# Extrait du texte
+--
À propos d’une caissière de Perpignan, il reproche
aux politiques en faveur des femmes de s’attaquer plus aux violences
symboliques (parité, féminisation des mots,… ) qu’aux violences sociales. Par
ailleurs, les interprétations nationalistes font écho au sentiment de
déclassement social réduit aux seules tensions interethniques. Prime est
accordée à ceux qui donnent du
sens aux expériences quotidiennes. L’interprétation ne devrait pourtant pas
suffire car elle n’annonce pas nécessairement de changement.
Rassuré par la volonté affirmée du Front National de
défendre la « civilisation judéo-chrétienne », c’est-à-dire
finalement le marché, l’Occident et l’ordre, l’électorat de confession juive
est passé de 4,5% en 2007 à 13,5% en 2012. Ce résultat des efforts de
dédiabolisation est en même temps son plus fort symbole. Mais la vie en société
n’est pas un choc permanent des civilisations, un projet vraiment collectif ne
peut souscrire à un système multicommunautaire.
+--
# Extrait de données
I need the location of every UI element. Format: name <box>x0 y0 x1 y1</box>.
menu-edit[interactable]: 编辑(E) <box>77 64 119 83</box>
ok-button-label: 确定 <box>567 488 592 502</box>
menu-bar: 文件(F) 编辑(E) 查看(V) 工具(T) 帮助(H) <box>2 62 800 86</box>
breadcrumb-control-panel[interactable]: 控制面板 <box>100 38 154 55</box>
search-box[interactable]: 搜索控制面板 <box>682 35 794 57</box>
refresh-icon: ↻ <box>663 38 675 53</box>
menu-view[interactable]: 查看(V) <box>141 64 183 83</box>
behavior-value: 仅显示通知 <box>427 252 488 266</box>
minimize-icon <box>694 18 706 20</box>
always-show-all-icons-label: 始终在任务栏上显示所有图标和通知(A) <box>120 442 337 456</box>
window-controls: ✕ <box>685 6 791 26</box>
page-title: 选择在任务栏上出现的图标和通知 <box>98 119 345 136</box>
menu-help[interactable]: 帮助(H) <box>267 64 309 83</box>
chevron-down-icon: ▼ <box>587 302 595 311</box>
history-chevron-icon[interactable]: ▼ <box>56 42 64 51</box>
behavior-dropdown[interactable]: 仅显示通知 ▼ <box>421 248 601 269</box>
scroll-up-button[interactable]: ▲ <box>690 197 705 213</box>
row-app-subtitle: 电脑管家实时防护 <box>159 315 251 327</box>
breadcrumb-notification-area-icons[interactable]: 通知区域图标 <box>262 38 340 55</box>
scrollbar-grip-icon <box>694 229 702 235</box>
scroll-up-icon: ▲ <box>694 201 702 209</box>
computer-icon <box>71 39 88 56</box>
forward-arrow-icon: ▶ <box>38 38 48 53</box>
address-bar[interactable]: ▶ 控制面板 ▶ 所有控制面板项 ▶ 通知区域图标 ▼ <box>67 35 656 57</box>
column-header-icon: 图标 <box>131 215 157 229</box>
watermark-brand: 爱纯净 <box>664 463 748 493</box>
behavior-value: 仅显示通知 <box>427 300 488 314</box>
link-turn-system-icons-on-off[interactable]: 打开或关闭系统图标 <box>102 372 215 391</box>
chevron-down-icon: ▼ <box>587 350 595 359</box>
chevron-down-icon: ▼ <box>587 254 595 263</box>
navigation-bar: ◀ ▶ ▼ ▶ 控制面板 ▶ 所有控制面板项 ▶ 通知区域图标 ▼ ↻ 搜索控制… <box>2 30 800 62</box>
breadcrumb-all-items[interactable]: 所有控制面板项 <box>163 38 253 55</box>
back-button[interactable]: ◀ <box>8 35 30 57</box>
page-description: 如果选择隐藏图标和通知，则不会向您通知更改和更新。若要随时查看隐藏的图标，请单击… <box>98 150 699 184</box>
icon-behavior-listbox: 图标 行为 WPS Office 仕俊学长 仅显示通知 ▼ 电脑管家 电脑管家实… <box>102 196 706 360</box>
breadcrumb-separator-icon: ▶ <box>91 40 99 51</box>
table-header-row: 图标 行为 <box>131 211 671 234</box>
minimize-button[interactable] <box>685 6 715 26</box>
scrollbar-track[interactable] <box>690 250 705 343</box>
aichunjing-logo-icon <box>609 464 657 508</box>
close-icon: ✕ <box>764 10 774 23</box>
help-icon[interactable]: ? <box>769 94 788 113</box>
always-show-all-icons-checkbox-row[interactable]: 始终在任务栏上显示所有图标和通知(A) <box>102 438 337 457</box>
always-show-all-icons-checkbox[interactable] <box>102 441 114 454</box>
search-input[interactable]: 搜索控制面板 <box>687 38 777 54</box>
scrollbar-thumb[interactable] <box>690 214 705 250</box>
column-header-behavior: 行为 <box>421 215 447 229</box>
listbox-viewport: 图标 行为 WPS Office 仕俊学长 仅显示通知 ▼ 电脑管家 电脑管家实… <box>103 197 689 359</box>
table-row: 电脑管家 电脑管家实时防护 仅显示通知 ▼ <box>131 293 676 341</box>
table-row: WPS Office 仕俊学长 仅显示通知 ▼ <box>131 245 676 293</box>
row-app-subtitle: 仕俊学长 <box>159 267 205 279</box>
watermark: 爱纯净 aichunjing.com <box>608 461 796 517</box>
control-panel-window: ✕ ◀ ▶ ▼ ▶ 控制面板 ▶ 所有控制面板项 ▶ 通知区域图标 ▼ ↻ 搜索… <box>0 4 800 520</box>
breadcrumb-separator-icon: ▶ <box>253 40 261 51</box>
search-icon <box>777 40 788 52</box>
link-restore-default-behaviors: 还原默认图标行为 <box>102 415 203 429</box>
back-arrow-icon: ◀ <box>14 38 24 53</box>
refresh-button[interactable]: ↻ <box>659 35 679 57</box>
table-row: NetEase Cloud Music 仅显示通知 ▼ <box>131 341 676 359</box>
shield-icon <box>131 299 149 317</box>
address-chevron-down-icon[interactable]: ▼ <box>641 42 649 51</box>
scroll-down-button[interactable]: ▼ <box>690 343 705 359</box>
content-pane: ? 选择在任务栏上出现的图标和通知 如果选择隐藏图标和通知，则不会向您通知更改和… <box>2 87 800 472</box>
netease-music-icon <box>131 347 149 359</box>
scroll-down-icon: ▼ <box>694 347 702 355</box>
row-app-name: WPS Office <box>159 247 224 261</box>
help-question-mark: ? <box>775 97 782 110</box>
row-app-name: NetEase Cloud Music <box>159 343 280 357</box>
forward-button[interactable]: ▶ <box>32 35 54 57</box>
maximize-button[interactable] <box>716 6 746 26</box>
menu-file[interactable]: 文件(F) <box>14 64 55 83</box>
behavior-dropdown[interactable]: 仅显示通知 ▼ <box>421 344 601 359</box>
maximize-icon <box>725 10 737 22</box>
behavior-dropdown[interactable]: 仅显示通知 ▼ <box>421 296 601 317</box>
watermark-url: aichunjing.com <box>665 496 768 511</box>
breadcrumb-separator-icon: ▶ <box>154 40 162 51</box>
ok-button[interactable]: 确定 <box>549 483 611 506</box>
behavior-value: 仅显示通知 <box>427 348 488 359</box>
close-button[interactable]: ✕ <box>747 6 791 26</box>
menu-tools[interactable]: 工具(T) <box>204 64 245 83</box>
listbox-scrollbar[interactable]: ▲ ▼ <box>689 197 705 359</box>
+--
# Consignes
Répondez à ces questions sur le texte consacré au Front national.
(a) D'après le reproche formulé au début, à quelles violences les politiques en faveur des femmes s'attaquent-elles davantage ?
(b) Quelle était la part de l'électorat de confession juive en 2007, puis en 2012 ?
(c) À quoi revient finalement la « civilisation judéo-chrétienne » que le Front National dit vouloir défendre ?
Les enregistrements forment un matériau à part, sans lien avec le texte.

# Corrigé
(a) Aux violences symboliques (parité, féminisation des mots), plutôt qu'aux violences sociales.
(b) 4,5 % en 2007 et 13,5 % en 2012.
(c) Au marché, à l'Occident et à l'ordre.